● Task description:
Sift the listing for lines that hold the string "title" and pull them out.

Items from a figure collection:
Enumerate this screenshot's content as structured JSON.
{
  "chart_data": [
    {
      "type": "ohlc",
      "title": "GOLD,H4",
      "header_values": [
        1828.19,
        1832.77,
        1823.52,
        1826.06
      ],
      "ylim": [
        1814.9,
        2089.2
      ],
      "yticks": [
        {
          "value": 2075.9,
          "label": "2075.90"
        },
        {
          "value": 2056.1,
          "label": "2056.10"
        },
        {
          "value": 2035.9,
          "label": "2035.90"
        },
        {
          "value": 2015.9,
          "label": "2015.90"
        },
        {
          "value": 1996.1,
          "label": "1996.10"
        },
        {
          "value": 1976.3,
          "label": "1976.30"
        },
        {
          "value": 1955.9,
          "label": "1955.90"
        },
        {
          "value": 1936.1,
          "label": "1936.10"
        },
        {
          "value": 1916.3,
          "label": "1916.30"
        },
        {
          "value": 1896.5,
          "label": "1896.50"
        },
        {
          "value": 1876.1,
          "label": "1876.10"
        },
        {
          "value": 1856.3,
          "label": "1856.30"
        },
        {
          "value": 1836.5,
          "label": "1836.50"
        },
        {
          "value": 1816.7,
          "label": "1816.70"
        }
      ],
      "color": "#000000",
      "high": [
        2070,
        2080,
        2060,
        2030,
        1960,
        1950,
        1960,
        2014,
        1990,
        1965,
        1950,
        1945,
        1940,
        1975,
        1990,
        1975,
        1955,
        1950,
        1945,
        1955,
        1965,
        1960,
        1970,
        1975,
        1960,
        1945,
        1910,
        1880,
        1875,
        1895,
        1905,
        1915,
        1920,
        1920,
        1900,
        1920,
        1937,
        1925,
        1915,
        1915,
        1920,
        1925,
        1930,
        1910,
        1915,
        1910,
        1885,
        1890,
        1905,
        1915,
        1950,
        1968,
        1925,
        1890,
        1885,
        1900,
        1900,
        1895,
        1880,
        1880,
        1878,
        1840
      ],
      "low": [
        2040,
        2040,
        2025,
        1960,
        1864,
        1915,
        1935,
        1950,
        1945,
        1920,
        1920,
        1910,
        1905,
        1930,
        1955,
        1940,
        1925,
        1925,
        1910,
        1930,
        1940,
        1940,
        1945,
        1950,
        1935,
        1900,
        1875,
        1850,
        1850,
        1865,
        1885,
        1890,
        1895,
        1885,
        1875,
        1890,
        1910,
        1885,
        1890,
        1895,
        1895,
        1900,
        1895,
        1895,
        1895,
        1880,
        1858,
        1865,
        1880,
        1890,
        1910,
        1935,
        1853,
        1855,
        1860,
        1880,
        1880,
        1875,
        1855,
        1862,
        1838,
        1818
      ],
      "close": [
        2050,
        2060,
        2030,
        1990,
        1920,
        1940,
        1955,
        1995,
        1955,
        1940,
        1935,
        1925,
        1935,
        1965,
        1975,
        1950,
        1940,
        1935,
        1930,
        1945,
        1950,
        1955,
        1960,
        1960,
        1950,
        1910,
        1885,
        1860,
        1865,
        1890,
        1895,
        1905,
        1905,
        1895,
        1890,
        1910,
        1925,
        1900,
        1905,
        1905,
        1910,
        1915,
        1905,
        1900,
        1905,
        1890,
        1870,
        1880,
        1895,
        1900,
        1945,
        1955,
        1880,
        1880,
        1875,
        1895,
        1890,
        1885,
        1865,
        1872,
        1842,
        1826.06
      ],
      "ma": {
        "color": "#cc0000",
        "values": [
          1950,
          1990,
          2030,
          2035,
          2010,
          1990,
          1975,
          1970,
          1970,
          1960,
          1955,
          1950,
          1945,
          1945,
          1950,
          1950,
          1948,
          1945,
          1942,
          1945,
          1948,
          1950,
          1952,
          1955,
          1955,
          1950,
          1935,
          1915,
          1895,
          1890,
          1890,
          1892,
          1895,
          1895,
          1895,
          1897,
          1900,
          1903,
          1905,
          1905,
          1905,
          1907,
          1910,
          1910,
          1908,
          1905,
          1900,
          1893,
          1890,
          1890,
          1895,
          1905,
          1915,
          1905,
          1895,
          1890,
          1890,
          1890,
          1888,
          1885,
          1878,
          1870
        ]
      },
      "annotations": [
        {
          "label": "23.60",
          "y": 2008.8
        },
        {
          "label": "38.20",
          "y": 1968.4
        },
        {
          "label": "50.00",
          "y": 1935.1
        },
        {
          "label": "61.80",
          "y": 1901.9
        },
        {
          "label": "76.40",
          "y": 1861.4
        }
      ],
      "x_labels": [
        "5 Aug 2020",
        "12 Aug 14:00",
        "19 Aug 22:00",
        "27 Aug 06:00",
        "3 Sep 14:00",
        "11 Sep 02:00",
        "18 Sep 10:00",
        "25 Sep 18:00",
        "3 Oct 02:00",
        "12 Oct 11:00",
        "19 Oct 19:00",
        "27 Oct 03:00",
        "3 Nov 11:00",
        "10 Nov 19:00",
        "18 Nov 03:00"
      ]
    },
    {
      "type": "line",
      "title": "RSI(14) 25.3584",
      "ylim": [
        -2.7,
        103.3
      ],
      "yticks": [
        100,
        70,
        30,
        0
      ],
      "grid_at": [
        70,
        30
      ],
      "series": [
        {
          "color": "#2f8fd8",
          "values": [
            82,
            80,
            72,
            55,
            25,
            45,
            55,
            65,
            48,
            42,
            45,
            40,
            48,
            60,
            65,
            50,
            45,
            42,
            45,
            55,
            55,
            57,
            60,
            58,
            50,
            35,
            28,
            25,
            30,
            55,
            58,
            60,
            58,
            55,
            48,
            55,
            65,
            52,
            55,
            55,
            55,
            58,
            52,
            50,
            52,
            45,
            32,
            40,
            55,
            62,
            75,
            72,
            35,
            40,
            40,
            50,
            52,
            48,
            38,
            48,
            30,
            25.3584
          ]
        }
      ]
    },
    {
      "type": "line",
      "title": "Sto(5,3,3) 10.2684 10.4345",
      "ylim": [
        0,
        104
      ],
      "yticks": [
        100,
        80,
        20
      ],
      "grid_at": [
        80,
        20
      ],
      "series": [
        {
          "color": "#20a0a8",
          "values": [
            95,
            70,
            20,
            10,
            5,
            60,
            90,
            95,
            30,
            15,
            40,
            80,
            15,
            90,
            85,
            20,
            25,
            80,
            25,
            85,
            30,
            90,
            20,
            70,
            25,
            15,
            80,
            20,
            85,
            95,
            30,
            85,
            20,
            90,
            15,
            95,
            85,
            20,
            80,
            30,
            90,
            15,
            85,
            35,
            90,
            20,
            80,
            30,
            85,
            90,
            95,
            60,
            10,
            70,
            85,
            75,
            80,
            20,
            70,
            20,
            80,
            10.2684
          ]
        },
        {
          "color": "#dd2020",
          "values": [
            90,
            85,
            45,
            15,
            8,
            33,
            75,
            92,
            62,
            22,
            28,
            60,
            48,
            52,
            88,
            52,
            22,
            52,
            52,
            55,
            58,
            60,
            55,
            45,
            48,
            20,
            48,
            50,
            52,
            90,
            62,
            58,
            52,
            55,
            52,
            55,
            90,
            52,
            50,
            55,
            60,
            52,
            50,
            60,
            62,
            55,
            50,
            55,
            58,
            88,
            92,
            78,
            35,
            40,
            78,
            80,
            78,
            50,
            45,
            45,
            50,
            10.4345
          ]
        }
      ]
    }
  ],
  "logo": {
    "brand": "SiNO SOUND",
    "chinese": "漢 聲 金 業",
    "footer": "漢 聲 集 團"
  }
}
==
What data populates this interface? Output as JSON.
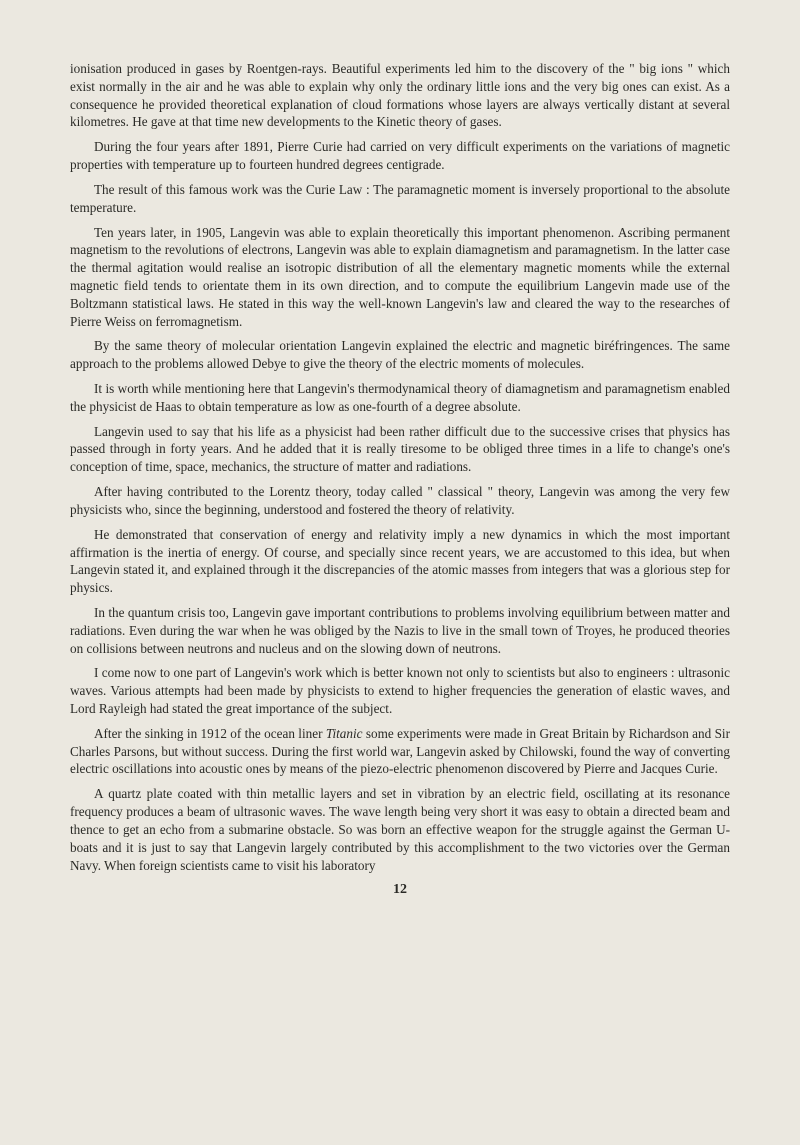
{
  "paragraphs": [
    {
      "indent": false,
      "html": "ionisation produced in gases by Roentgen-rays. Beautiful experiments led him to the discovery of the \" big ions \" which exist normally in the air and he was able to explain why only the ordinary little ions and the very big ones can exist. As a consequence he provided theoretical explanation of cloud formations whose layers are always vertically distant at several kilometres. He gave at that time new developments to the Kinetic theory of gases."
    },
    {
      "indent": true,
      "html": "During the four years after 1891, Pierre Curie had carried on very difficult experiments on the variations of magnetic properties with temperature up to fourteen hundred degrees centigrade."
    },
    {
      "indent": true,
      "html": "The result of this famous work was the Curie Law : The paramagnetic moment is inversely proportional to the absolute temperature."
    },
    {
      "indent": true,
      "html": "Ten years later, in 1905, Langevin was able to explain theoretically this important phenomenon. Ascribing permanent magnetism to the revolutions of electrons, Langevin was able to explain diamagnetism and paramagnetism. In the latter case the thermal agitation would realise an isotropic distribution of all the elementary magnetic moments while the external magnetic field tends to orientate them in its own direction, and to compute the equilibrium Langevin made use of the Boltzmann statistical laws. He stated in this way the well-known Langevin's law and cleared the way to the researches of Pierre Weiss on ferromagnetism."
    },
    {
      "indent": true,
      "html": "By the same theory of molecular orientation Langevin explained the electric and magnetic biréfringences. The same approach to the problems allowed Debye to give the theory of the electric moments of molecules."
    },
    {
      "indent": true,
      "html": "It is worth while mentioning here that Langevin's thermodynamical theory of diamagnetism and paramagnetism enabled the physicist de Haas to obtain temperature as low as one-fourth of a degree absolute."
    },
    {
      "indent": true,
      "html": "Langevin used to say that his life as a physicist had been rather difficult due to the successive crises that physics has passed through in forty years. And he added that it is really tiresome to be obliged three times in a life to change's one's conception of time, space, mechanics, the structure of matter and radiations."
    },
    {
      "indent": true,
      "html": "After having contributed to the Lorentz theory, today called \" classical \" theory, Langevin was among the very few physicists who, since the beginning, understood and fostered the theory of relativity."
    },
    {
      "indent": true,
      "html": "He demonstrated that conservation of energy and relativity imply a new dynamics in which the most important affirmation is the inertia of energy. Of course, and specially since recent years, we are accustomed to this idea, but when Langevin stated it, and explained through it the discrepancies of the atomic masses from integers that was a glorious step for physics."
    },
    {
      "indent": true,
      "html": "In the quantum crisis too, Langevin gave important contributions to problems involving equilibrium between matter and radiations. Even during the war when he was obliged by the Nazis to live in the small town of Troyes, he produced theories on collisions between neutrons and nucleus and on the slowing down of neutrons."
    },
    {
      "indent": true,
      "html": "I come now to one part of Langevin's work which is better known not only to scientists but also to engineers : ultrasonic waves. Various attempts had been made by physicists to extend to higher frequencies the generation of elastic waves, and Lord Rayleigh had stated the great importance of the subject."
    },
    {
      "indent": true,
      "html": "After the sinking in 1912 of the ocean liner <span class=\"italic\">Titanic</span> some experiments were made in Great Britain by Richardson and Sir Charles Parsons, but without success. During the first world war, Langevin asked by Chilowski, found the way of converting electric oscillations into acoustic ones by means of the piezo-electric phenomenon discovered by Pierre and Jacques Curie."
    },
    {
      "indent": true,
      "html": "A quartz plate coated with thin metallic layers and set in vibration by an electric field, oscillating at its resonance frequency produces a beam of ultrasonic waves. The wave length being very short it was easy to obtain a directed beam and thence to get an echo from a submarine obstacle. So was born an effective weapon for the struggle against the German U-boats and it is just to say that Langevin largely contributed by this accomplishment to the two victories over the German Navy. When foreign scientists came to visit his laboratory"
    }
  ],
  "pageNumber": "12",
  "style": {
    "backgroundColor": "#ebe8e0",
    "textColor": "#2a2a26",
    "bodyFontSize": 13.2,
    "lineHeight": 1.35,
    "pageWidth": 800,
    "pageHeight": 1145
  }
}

● Result of the exercise:
      "title": "GOLD,H4",
      "title": "RSI(14) 25.3584",
      "title": "Sto(5,3,3) 10.2684 10.4345",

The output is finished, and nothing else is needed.